# Exercise task:
Render every line of the data below as a Markdown table with the columns "n" and "Line", giving each line its row number and leaving out blank lines.

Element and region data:
■ ■ ■ ■ ■

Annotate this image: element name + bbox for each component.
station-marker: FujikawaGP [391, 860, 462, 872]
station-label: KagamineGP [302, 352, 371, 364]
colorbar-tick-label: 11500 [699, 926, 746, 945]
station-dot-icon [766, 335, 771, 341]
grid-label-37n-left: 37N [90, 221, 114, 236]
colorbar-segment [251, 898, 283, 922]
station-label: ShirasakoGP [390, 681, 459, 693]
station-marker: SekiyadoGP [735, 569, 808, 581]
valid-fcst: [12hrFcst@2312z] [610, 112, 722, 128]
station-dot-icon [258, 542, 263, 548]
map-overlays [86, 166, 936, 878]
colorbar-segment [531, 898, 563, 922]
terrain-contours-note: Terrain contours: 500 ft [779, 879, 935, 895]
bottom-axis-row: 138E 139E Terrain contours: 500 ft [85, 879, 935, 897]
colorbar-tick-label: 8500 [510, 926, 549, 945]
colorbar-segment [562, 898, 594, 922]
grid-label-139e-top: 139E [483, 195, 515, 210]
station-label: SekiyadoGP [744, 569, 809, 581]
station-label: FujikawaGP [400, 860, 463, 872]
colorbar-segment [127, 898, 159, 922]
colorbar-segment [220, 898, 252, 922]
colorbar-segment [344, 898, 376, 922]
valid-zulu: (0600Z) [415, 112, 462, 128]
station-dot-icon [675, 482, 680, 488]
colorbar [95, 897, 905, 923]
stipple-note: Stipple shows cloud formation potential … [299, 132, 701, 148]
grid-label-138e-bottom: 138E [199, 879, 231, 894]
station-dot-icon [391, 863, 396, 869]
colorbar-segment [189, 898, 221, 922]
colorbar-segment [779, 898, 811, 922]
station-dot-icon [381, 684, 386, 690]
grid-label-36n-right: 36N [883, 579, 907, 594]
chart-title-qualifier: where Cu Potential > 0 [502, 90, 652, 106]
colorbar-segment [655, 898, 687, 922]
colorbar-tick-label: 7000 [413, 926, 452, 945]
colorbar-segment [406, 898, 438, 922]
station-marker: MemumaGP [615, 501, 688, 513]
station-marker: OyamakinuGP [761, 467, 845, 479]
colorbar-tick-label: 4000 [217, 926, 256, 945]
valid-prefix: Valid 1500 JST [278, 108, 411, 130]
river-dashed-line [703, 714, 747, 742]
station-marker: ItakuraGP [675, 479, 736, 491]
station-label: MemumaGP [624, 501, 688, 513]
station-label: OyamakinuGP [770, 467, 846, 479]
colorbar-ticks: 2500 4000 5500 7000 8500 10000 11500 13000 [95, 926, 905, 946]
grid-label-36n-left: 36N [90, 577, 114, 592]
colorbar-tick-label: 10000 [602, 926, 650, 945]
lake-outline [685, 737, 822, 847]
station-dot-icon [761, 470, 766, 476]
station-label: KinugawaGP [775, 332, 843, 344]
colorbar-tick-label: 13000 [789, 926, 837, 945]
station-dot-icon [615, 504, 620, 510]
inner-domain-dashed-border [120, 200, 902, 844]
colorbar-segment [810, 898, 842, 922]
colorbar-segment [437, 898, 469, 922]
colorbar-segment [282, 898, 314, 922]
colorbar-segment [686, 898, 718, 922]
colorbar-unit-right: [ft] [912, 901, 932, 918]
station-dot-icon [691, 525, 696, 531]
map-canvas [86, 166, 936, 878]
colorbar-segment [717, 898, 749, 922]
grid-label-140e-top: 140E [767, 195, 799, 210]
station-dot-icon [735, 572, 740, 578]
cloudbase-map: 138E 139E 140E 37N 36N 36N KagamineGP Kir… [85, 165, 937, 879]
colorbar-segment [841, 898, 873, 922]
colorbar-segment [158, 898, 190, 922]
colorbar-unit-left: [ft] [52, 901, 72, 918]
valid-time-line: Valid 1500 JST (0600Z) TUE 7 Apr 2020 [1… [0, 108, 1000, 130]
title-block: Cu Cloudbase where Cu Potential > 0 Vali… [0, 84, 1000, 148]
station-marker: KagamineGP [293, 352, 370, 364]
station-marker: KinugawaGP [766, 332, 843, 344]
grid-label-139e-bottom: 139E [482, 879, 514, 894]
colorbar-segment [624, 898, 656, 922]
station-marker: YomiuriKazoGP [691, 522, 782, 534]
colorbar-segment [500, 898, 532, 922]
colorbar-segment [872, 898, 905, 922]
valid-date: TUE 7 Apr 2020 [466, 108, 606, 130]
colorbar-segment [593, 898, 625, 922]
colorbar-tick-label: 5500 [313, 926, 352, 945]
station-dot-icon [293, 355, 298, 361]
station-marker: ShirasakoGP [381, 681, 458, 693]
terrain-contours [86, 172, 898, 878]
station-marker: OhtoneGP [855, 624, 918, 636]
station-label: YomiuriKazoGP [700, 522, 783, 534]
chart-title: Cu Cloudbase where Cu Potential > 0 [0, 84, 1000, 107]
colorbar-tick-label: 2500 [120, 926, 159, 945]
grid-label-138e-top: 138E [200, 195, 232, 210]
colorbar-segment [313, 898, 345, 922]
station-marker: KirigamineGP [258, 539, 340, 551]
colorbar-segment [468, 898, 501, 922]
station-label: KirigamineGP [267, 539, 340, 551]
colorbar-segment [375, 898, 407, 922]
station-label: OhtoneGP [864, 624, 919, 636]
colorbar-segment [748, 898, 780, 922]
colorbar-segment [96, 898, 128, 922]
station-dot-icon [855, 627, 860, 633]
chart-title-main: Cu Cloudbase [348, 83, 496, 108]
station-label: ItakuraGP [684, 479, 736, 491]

■ ■ ■ ■ ■

# Task response:
| n | Line |
|---|---|
| 1 | Annotate this image: element name + bbox for each component. |
| 2 | station-marker: FujikawaGP [391, 860, 462, 872] |
| 3 | station-label: KagamineGP [302, 352, 371, 364] |
| 4 | colorbar-tick-label: 11500 [699, 926, 746, 945] |
| 5 | station-dot-icon [766, 335, 771, 341] |
| 6 | grid-label-37n-left: 37N [90, 221, 114, 236] |
| 7 | colorbar-segment [251, 898, 283, 922] |
| 8 | station-label: ShirasakoGP [390, 681, 459, 693] |
| 9 | station-marker: SekiyadoGP [735, 569, 808, 581] |
| 10 | valid-fcst: [12hrFcst@2312z] [610, 112, 722, 128] |
| 11 | station-dot-icon [258, 542, 263, 548] |
| 12 | map-overlays [86, 166, 936, 878] |
| 13 | colorbar-segment [531, 898, 563, 922] |
| 14 | terrain-contours-note: Terrain contours: 500 ft [779, 879, 935, 895] |
| 15 | bottom-axis-row: 138E 139E Terrain contours: 500 ft [85, 879, 935, 897] |
| 16 | colorbar-tick-label: 8500 [510, 926, 549, 945] |
| 17 | colorbar-segment [562, 898, 594, 922] |
| 18 | grid-label-139e-top: 139E [483, 195, 515, 210] |
| 19 | station-label: SekiyadoGP [744, 569, 809, 581] |
| 20 | station-label: FujikawaGP [400, 860, 463, 872] |
| 21 | colorbar-segment [127, 898, 159, 922] |
| 22 | colorbar-segment [220, 898, 252, 922] |
| 23 | colorbar-segment [344, 898, 376, 922] |
| 24 | valid-zulu: (0600Z) [415, 112, 462, 128] |
| 25 | station-dot-icon [675, 482, 680, 488] |
| 26 | colorbar [95, 897, 905, 923] |
| 27 | stipple-note: Stipple shows cloud formation potential … [299, 132, 701, 148] |
| 28 | grid-label-138e-bottom: 138E [199, 879, 231, 894] |
| 29 | station-dot-icon [391, 863, 396, 869] |
| 30 | colorbar-segment [189, 898, 221, 922] |
| 31 | colorbar-segment [779, 898, 811, 922] |
| 32 | station-dot-icon [381, 684, 386, 690] |
| 33 | grid-label-36n-right: 36N [883, 579, 907, 594] |
| 34 | chart-title-qualifier: where Cu Potential > 0 [502, 90, 652, 106] |
| 35 | colorbar-segment [655, 898, 687, 922] |
| 36 | colorbar-tick-label: 7000 [413, 926, 452, 945] |
| 37 | colorbar-segment [406, 898, 438, 922] |
| 38 | station-marker: MemumaGP [615, 501, 688, 513] |
| 39 | station-marker: OyamakinuGP [761, 467, 845, 479] |
| 40 | colorbar-tick-label: 4000 [217, 926, 256, 945] |
| 41 | valid-prefix: Valid 1500 JST [278, 108, 411, 130] |
| 42 | river-dashed-line [703, 714, 747, 742] |
| 43 | station-marker: ItakuraGP [675, 479, 736, 491] |
| 44 | station-label: MemumaGP [624, 501, 688, 513] |
| 45 | station-label: OyamakinuGP [770, 467, 846, 479] |
| 46 | colorbar-ticks: 2500 4000 5500 7000 8500 10000 11500 13000 [95, 926, 905, 946] |
| 47 | grid-label-36n-left: 36N [90, 577, 114, 592] |
| 48 | colorbar-tick-label: 10000 [602, 926, 650, 945] |
| 49 | lake-outline [685, 737, 822, 847] |
| 50 | station-dot-icon [761, 470, 766, 476] |
| 51 | station-label: KinugawaGP [775, 332, 843, 344] |
| 52 | colorbar-tick-label: 13000 [789, 926, 837, 945] |
| 53 | station-dot-icon [615, 504, 620, 510] |
| 54 | inner-domain-dashed-border [120, 200, 902, 844] |
| 55 | colorbar-segment [810, 898, 842, 922] |
| 56 | colorbar-segment [437, 898, 469, 922] |
| 57 | colorbar-segment [282, 898, 314, 922] |
| 58 | colorbar-segment [686, 898, 718, 922] |
| 59 | colorbar-unit-right: [ft] [912, 901, 932, 918] |
| 60 | station-dot-icon [691, 525, 696, 531] |
| 61 | map-canvas [86, 166, 936, 878] |
| 62 | colorbar-segment [717, 898, 749, 922] |
| 63 | grid-label-140e-top: 140E [767, 195, 799, 210] |
| 64 | station-dot-icon [735, 572, 740, 578] |
| 65 | cloudbase-map: 138E 139E 140E 37N 36N 36N KagamineGP Kir… [85, 165, 937, 879] |
| 66 | colorbar-segment [841, 898, 873, 922] |
| 67 | colorbar-segment [158, 898, 190, 922] |
| 68 | colorbar-unit-left: [ft] [52, 901, 72, 918] |
| 69 | valid-time-line: Valid 1500 JST (0600Z) TUE 7 Apr 2020 [1… [0, 108, 1000, 130] |
| 70 | title-block: Cu Cloudbase where Cu Potential > 0 Vali… [0, 84, 1000, 148] |
| 71 | station-marker: KagamineGP [293, 352, 370, 364] |
| 72 | station-marker: KinugawaGP [766, 332, 843, 344] |
| 73 | grid-label-139e-bottom: 139E [482, 879, 514, 894] |
| 74 | colorbar-segment [624, 898, 656, 922] |
| 75 | station-marker: YomiuriKazoGP [691, 522, 782, 534] |
| 76 | colorbar-segment [500, 898, 532, 922] |
| 77 | colorbar-segment [872, 898, 905, 922] |
| 78 | valid-date: TUE 7 Apr 2020 [466, 108, 606, 130] |
| 79 | colorbar-segment [593, 898, 625, 922] |
| 80 | colorbar-tick-label: 5500 [313, 926, 352, 945] |
| 81 | station-dot-icon [293, 355, 298, 361] |
| 82 | station-marker: ShirasakoGP [381, 681, 458, 693] |
| 83 | terrain-contours [86, 172, 898, 878] |
| 84 | station-marker: OhtoneGP [855, 624, 918, 636] |
| 85 | station-label: YomiuriKazoGP [700, 522, 783, 534] |
| 86 | chart-title: Cu Cloudbase where Cu Potential > 0 [0, 84, 1000, 107] |
| 87 | colorbar-tick-label: 2500 [120, 926, 159, 945] |
| 88 | grid-label-138e-top: 138E [200, 195, 232, 210] |
| 89 | colorbar-segment [313, 898, 345, 922] |
| 90 | station-marker: KirigamineGP [258, 539, 340, 551] |
| 91 | colorbar-segment [468, 898, 501, 922] |
| 92 | station-label: KirigamineGP [267, 539, 340, 551] |
| 93 | colorbar-segment [375, 898, 407, 922] |
| 94 | station-label: OhtoneGP [864, 624, 919, 636] |
| 95 | colorbar-segment [748, 898, 780, 922] |
| 96 | colorbar-segment [96, 898, 128, 922] |
| 97 | station-dot-icon [855, 627, 860, 633] |
| 98 | chart-title-main: Cu Cloudbase [348, 83, 496, 108] |
| 99 | station-label: ItakuraGP [684, 479, 736, 491] |